For the entries that follow, tally the lines holding the string "this". Give the total and nothing else.

Start of RECORDS SUPPLIED

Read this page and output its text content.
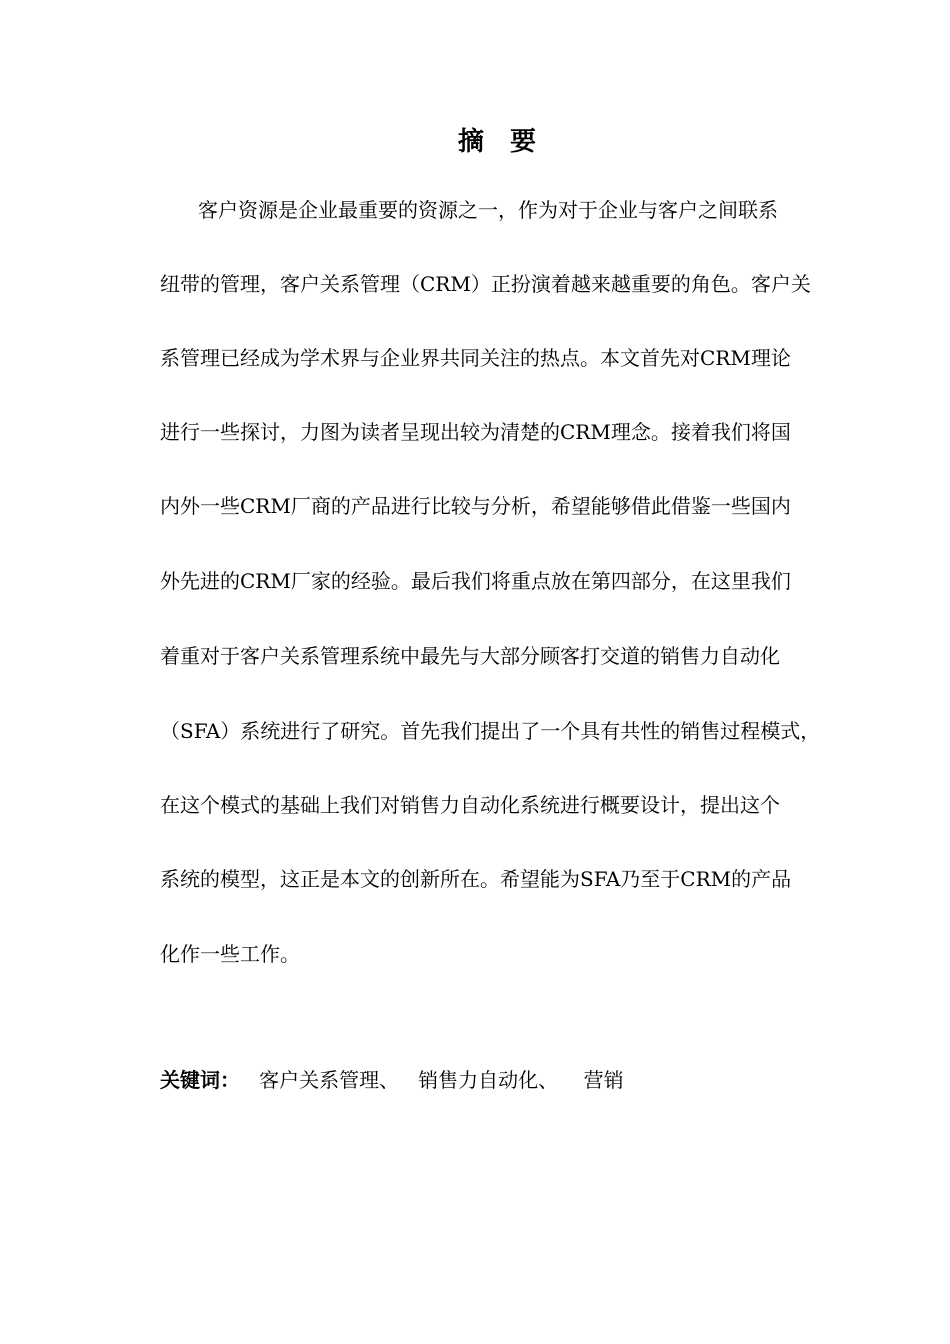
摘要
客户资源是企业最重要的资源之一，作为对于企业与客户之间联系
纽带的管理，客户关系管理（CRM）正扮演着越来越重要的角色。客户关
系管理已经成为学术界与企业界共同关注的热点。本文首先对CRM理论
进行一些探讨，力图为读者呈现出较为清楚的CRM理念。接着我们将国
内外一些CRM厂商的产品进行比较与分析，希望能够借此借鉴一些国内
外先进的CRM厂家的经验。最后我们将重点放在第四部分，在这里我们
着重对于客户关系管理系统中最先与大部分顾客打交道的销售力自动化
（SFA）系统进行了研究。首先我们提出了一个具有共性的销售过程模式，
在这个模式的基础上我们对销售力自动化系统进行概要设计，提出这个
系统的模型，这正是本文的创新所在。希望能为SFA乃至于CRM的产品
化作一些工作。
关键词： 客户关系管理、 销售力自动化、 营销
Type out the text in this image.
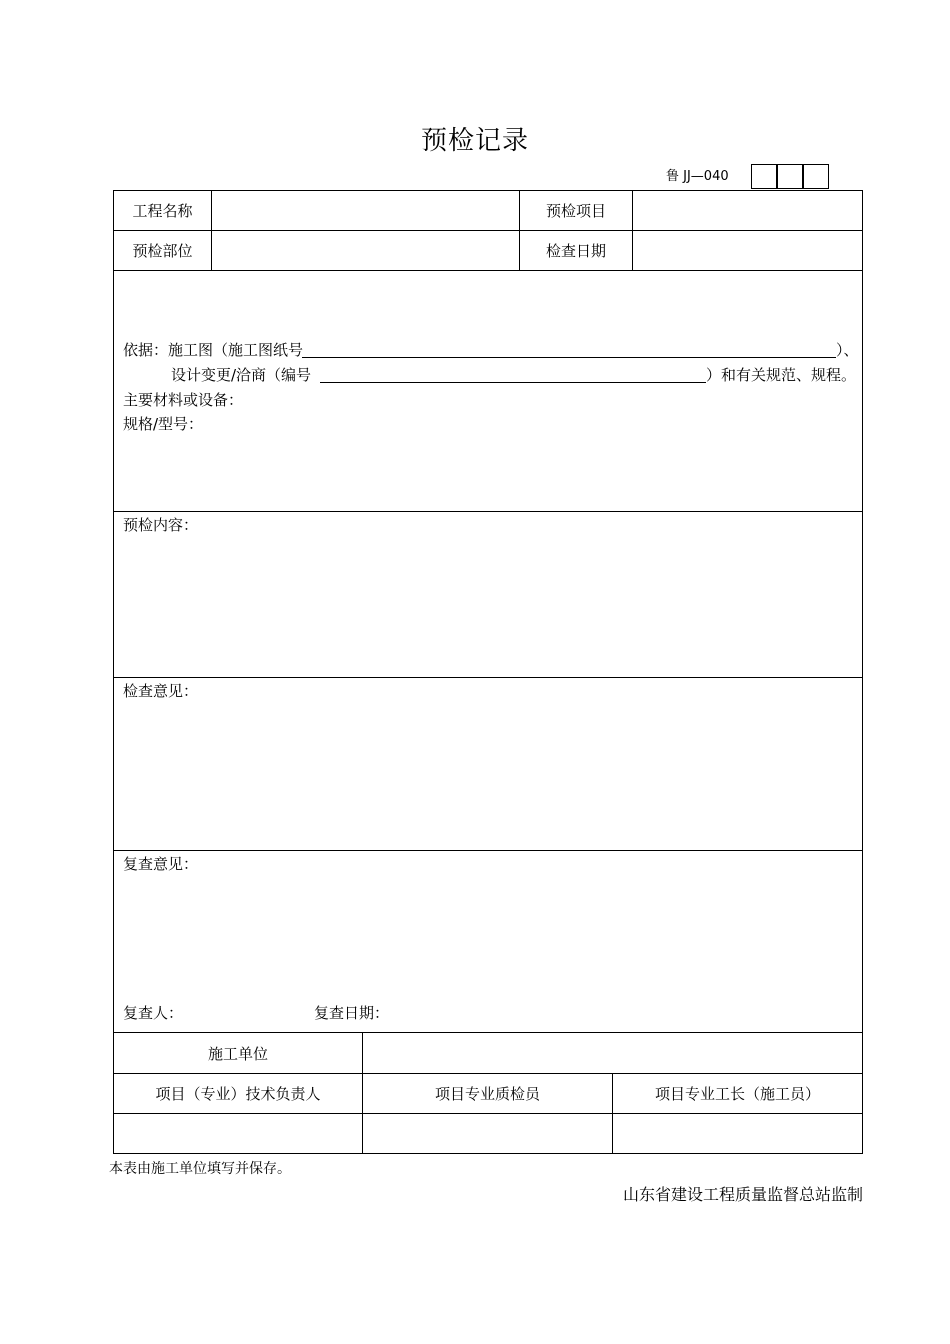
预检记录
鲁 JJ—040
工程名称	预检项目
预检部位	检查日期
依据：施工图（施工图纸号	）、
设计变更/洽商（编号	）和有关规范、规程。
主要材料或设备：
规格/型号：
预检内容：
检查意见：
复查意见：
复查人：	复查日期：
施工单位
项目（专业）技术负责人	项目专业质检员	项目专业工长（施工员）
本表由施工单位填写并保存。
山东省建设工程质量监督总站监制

End of RECORDS SUPPLIED

- **FINISHED TASK**:
2